Instructions for the task
Carry on the paper about the sun-tracking heat-collection system from the point after its keyword list.

Heat Collection Tracker System for Solar Thermal Applications

Abdelrasoul jabar Alzubaidi1 ,

1 Sudan university of science and technology- Engineering Collage-School of

electronics- Khartoum- Sudan . rasoul46@live.com

Abstract : This paper investigates the

effect of using a continuous operation

two-axes tracking on the solar heat

energy collection. This heat-collection

sun tracking with LDR (light

dependent resistor) sensors installed on

the lens was used to control the

tracking path of the sun with

programming method of a closed loop

control system. The control hardware

was connected to a computer through

(X-bee wireless module) and it also

can monitor the whole tracking process

information on a computer screen. An

experimental study was performed to

investigate the effect of using two-axes

tracking on the solar heat energy

collected. The results indicate that sun

tracking systems are being increasingly

employed to enhance the efficiency of

heat collection by polar-axis tracking

of the sun.

KEYWORDS: solar energy , computer

, X-Bee module , solar cells , LDR

sensors.

Excerpted records
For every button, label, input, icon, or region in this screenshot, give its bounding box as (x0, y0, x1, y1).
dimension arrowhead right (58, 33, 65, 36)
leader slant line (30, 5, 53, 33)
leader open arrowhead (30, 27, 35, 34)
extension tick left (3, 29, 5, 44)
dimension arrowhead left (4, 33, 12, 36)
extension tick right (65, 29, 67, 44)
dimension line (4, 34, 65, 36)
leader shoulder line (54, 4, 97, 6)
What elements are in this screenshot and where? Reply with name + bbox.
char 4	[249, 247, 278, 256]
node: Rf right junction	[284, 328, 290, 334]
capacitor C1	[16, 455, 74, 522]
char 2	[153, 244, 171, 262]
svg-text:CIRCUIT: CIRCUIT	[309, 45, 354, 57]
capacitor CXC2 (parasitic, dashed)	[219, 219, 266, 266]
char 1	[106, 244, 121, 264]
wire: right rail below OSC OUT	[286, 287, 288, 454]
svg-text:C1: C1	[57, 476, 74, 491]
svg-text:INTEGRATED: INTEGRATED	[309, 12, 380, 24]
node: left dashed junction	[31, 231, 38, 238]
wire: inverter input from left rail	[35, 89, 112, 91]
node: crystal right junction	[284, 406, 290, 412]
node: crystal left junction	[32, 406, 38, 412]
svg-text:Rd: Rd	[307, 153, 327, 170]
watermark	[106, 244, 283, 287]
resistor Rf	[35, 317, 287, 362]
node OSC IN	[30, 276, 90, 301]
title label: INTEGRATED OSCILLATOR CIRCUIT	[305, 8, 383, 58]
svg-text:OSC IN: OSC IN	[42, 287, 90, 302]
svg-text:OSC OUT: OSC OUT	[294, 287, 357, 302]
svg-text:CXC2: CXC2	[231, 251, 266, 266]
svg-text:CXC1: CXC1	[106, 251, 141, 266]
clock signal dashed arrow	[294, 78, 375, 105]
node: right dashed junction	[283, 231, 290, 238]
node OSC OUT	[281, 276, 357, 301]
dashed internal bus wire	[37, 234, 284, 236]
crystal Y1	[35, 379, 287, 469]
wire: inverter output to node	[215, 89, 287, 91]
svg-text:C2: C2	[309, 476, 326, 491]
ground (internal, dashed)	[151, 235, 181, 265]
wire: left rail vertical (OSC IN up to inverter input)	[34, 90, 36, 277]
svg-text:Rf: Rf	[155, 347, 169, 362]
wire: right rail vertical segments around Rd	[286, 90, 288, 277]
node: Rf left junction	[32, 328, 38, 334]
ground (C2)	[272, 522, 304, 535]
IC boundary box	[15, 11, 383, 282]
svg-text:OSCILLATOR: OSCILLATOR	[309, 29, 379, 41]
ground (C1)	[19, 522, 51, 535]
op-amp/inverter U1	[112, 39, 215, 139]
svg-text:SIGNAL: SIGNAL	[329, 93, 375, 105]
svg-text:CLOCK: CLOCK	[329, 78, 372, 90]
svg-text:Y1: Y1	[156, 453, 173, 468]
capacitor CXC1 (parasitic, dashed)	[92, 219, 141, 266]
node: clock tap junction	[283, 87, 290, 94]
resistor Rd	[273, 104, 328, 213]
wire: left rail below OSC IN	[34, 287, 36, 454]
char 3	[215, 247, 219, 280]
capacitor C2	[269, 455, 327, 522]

Written response
I. INTRODUCTION

The alternative for the locations that go

through a shortage of electricity

production due to numerous factor is

the use of solar energy .This study

aimed to reduce the consumption of

electrical energy used for the purpose

of obtaining hot water in the winter

season where the temperature may

drops below zero degrees Celsius on

some days. The study demonstrated the

feasibility of obtaining temperatures in

these systems of up to 90 degrees

Celsius even in the coldest days. The

cost of the design is relatively low and

easy which makes every house in the

city able to used it.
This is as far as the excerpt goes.